• _Task to carry out_
Copy out each line that has "gefördert" in it.

• _Excerpted records_
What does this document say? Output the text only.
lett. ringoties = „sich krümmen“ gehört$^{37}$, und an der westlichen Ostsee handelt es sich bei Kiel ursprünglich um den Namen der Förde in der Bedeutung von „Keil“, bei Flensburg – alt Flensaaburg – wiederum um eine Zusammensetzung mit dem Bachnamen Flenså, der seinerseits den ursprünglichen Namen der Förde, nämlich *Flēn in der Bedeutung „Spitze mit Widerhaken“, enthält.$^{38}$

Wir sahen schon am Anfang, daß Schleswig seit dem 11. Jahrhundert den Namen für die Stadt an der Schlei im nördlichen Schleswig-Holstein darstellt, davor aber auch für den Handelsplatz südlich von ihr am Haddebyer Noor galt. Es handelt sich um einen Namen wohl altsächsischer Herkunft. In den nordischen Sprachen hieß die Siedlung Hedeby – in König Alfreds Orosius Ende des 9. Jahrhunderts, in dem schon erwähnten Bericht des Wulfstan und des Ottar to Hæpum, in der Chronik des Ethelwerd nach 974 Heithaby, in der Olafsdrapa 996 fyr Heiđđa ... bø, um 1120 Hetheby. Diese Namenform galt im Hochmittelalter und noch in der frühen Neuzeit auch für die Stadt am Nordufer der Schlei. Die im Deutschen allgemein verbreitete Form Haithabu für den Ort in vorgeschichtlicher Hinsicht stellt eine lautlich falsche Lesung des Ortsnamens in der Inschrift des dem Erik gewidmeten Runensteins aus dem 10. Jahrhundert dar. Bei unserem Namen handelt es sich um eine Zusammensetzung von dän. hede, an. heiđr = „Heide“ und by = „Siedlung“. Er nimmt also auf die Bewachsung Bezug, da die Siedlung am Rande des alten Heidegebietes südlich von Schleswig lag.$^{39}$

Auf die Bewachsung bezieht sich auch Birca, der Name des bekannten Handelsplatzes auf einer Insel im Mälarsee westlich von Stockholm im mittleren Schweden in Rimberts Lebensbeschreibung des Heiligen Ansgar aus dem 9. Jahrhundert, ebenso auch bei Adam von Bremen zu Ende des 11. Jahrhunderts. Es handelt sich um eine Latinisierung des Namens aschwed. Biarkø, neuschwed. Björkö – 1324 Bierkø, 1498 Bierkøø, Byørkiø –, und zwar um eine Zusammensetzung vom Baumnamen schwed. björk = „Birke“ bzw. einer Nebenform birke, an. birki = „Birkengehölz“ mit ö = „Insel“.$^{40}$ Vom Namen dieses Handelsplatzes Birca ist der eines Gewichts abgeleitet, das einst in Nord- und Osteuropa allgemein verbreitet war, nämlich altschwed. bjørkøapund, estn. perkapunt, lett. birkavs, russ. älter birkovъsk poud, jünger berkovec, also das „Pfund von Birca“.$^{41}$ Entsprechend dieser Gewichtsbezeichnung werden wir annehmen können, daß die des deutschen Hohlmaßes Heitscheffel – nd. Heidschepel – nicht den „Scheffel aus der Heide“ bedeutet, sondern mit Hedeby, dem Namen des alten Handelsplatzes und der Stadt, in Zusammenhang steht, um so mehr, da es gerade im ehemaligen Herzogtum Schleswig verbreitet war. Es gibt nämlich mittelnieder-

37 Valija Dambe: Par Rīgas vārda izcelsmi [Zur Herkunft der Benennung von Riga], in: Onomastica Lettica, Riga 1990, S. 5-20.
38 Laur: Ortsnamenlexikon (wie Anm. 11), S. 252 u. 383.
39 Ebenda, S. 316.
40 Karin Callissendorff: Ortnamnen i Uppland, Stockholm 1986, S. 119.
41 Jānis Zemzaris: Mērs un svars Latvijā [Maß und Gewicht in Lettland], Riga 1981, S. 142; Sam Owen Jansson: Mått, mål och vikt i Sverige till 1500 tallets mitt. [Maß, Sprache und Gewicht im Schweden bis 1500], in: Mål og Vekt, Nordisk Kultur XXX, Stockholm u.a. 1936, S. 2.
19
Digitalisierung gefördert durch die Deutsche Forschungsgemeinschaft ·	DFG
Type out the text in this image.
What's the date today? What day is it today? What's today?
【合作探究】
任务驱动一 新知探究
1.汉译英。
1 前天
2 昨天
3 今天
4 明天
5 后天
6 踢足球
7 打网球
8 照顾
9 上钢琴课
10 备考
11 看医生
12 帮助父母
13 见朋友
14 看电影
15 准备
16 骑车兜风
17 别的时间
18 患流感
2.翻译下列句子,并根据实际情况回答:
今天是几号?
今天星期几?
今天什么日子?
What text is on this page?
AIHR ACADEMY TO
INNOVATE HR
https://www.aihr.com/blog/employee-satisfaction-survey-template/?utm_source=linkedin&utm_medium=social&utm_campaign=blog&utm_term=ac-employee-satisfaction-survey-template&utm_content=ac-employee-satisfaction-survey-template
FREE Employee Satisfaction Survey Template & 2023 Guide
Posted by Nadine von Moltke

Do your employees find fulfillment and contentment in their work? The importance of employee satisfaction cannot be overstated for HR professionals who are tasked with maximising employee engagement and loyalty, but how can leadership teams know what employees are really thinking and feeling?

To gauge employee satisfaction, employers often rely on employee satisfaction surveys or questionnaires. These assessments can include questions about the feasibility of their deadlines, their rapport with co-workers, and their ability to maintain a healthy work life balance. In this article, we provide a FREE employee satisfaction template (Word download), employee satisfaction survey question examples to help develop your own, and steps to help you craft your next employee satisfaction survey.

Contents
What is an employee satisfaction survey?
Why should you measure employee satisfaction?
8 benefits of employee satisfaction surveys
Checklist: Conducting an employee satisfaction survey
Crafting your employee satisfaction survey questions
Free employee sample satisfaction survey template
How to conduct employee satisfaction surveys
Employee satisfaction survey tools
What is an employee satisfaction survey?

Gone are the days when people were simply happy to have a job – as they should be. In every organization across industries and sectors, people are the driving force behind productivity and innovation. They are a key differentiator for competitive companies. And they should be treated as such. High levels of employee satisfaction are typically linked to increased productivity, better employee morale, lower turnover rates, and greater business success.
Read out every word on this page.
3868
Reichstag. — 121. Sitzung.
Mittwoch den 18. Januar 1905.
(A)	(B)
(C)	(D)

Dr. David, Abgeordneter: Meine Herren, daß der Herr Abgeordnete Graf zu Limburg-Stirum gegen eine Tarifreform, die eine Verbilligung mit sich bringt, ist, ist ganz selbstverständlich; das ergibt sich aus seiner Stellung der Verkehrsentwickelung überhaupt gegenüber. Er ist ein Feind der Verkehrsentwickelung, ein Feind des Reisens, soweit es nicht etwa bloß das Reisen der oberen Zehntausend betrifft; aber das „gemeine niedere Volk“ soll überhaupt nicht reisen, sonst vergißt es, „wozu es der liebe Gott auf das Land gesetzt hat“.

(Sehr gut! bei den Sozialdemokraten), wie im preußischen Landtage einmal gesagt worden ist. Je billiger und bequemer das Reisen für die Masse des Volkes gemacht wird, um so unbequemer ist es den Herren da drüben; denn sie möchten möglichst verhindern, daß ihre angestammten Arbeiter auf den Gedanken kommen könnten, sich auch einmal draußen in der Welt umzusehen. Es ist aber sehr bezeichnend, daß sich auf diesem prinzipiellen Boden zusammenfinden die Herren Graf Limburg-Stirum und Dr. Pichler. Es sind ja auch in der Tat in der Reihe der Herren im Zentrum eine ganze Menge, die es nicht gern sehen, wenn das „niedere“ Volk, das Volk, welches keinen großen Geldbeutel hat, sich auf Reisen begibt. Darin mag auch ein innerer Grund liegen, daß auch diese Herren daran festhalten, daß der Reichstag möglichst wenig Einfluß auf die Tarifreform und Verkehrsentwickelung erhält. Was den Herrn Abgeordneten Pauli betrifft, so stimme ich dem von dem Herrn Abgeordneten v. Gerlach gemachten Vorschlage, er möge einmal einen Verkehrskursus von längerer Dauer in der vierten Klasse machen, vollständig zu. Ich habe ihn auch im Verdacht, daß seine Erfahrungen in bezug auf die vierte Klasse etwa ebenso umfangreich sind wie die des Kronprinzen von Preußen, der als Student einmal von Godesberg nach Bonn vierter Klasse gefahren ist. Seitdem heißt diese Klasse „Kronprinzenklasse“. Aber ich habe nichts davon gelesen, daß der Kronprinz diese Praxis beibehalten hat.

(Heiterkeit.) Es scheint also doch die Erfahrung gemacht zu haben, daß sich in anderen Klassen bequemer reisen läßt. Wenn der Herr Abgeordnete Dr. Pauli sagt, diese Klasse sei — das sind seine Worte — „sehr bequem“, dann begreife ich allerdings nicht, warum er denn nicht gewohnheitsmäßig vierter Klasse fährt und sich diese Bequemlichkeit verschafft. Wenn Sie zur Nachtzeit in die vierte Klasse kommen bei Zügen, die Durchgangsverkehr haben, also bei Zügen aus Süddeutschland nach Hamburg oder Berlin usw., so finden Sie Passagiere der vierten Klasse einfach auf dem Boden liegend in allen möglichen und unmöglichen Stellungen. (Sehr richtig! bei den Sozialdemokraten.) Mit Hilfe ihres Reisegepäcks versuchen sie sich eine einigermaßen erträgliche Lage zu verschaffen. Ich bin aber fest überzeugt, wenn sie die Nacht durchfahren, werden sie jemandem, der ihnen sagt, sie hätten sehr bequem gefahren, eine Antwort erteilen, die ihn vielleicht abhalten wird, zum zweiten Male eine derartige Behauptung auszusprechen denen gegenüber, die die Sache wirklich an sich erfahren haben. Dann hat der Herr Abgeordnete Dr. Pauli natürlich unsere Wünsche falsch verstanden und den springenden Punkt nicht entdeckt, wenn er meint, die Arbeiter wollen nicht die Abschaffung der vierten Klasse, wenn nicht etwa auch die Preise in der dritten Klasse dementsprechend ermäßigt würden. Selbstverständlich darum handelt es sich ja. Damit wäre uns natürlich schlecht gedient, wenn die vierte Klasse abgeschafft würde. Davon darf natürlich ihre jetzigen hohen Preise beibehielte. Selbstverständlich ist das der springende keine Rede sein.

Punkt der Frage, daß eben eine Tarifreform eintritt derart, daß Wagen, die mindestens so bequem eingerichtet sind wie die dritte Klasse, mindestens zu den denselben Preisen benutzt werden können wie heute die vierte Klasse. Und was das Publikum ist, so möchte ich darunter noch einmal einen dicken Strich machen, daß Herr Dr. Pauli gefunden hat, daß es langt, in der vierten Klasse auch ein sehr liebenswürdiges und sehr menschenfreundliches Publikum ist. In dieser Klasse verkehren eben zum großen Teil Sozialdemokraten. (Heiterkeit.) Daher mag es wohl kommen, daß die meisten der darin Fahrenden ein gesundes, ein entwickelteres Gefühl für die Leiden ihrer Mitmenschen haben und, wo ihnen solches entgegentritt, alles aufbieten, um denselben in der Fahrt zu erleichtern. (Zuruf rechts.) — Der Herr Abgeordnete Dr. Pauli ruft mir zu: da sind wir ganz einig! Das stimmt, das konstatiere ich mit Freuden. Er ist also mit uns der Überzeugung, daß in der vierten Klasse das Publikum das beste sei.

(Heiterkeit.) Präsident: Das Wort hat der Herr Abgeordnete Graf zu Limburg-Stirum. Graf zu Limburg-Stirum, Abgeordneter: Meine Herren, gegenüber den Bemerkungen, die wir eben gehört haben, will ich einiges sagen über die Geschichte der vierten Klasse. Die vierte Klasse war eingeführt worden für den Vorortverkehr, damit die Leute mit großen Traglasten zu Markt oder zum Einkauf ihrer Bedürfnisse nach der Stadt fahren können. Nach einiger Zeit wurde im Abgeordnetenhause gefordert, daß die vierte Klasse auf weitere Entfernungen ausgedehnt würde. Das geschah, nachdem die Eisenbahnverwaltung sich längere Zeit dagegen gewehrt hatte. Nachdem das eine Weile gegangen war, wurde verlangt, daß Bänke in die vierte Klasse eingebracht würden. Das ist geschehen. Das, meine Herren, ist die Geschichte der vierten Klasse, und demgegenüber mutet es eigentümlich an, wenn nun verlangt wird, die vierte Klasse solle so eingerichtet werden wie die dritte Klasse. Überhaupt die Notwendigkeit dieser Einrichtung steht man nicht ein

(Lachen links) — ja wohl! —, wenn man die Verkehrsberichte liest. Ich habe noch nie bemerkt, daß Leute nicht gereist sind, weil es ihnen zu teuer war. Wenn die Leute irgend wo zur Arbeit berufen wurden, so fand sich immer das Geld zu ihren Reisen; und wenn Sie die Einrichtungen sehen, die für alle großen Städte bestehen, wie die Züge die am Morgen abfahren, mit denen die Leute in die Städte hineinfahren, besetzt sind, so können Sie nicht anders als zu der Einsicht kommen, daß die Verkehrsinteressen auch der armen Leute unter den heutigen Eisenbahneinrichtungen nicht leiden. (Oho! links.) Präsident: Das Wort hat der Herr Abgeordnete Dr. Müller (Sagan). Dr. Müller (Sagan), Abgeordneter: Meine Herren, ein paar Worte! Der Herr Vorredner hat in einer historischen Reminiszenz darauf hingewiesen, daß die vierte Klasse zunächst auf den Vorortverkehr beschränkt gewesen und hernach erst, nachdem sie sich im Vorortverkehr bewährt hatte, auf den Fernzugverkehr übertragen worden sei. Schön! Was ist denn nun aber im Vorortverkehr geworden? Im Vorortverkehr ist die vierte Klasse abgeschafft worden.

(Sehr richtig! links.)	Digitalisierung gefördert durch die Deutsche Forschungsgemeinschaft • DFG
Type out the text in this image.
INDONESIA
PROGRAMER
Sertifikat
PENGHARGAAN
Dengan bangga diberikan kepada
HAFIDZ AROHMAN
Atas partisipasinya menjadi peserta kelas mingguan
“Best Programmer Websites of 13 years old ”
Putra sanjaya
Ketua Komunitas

• _Response to the exercise_
Digitalisierung gefördert durch die Deutsche Forschungsgemeinschaft ·	DFG
(Sehr richtig! links.)	Digitalisierung gefördert durch die Deutsche Forschungsgemeinschaft • DFG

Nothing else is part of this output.